── RAW RECORDS

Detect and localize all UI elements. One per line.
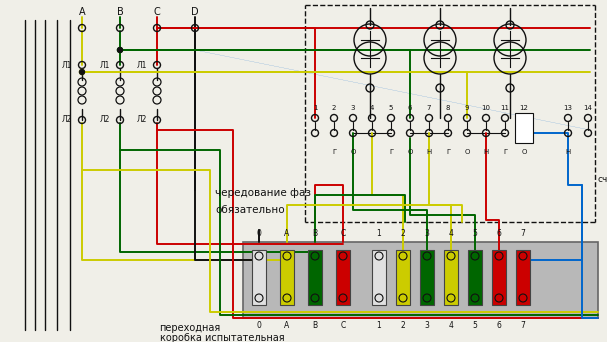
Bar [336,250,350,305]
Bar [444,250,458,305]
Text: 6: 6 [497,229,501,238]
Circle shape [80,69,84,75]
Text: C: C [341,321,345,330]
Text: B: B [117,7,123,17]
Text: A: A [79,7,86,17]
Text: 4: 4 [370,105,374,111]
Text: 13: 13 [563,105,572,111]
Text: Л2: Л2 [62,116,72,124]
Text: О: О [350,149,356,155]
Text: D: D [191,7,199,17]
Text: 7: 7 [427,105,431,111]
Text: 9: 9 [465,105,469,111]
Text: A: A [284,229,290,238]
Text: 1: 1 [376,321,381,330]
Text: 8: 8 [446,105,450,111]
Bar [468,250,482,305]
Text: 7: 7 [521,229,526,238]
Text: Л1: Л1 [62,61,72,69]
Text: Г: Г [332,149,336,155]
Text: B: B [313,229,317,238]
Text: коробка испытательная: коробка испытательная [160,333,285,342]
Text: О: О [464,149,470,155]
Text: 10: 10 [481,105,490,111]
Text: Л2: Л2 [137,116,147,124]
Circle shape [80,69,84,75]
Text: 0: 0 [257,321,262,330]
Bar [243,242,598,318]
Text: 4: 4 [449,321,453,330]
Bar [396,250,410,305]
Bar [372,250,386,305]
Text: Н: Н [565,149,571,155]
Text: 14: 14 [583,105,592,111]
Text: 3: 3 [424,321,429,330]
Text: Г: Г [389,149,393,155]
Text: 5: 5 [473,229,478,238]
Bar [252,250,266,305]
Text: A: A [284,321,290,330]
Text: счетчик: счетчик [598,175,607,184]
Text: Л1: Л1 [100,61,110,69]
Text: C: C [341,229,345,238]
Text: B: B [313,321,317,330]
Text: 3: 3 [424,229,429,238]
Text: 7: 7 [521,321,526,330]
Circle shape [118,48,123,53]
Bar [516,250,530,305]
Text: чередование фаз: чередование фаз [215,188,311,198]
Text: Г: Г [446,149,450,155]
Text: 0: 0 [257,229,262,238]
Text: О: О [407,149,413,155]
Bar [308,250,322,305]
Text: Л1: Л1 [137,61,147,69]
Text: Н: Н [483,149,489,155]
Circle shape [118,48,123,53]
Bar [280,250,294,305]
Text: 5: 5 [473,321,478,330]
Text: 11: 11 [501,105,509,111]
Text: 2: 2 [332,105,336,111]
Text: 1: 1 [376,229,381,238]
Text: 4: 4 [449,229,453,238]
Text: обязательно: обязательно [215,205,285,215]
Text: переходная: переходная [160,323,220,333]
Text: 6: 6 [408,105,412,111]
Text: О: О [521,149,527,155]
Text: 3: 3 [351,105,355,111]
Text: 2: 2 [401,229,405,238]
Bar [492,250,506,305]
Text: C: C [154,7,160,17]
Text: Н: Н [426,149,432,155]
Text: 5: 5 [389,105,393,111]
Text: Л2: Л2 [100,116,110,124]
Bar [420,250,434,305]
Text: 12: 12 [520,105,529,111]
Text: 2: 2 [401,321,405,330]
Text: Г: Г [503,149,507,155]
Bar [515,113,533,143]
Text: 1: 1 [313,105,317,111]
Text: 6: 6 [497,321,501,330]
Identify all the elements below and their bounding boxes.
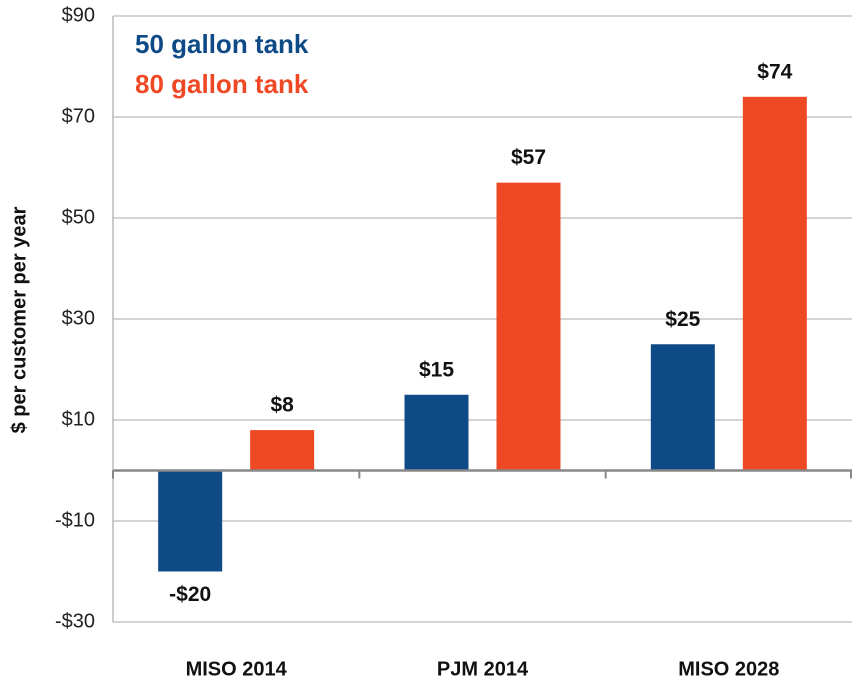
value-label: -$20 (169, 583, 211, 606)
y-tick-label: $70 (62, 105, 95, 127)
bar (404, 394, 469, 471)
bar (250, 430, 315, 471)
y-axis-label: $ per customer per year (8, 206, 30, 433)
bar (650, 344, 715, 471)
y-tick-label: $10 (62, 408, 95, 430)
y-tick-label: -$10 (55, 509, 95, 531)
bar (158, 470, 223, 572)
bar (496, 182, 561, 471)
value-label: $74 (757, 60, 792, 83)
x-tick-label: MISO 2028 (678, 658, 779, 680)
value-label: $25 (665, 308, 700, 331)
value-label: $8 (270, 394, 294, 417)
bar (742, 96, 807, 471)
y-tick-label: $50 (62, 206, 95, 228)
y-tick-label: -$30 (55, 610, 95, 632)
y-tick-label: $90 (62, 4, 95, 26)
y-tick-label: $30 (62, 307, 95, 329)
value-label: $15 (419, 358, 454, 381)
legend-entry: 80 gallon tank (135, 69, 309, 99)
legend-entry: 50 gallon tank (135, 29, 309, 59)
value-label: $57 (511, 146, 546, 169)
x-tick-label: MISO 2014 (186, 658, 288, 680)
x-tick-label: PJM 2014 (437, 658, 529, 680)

────
── RAW RECORDS

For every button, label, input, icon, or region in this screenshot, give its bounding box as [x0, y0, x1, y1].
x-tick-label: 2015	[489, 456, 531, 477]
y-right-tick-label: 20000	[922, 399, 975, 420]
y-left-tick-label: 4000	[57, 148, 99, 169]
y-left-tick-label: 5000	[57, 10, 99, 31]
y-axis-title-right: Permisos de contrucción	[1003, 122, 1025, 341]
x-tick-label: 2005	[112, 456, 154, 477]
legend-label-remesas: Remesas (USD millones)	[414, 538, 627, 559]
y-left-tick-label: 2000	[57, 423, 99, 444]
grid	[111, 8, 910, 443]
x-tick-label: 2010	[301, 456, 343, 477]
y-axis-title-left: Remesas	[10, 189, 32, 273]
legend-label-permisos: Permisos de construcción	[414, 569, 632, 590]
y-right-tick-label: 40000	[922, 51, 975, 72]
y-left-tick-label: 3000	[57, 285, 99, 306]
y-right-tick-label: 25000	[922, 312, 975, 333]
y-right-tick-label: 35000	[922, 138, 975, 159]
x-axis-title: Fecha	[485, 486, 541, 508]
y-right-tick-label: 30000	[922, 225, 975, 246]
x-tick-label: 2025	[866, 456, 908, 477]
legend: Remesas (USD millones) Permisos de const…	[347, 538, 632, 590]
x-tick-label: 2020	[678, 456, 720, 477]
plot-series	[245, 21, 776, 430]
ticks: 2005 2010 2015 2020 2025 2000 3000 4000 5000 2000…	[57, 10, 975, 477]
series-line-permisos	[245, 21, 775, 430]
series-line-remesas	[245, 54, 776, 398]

────

[WHAT IS NEEDED] Edit the items starting with the line that contains "value-label: -$20 (169, 583, 211, 606)" and going on through the line that contains "x-tick-label: MISO 2014 (186, 658, 288, 680)", replacing "gallon" with "liter" and leaving everything else unchanged.

[FULL OUTPUT]
value-label: -$20 (169, 583, 211, 606)
y-tick-label: $70 (62, 105, 95, 127)
bar (404, 394, 469, 471)
bar (250, 430, 315, 471)
y-axis-label: $ per customer per year (8, 206, 30, 433)
bar (650, 344, 715, 471)
y-tick-label: $10 (62, 408, 95, 430)
y-tick-label: -$10 (55, 509, 95, 531)
bar (158, 470, 223, 572)
bar (496, 182, 561, 471)
value-label: $74 (757, 60, 792, 83)
x-tick-label: MISO 2028 (678, 658, 779, 680)
value-label: $25 (665, 308, 700, 331)
value-label: $8 (270, 394, 294, 417)
bar (742, 96, 807, 471)
y-tick-label: $50 (62, 206, 95, 228)
y-tick-label: -$30 (55, 610, 95, 632)
y-tick-label: $90 (62, 4, 95, 26)
y-tick-label: $30 (62, 307, 95, 329)
value-label: $15 (419, 358, 454, 381)
legend-entry: 80 liter tank (135, 69, 309, 99)
legend-entry: 50 liter tank (135, 29, 309, 59)
value-label: $57 (511, 146, 546, 169)
x-tick-label: MISO 2014 (186, 658, 288, 680)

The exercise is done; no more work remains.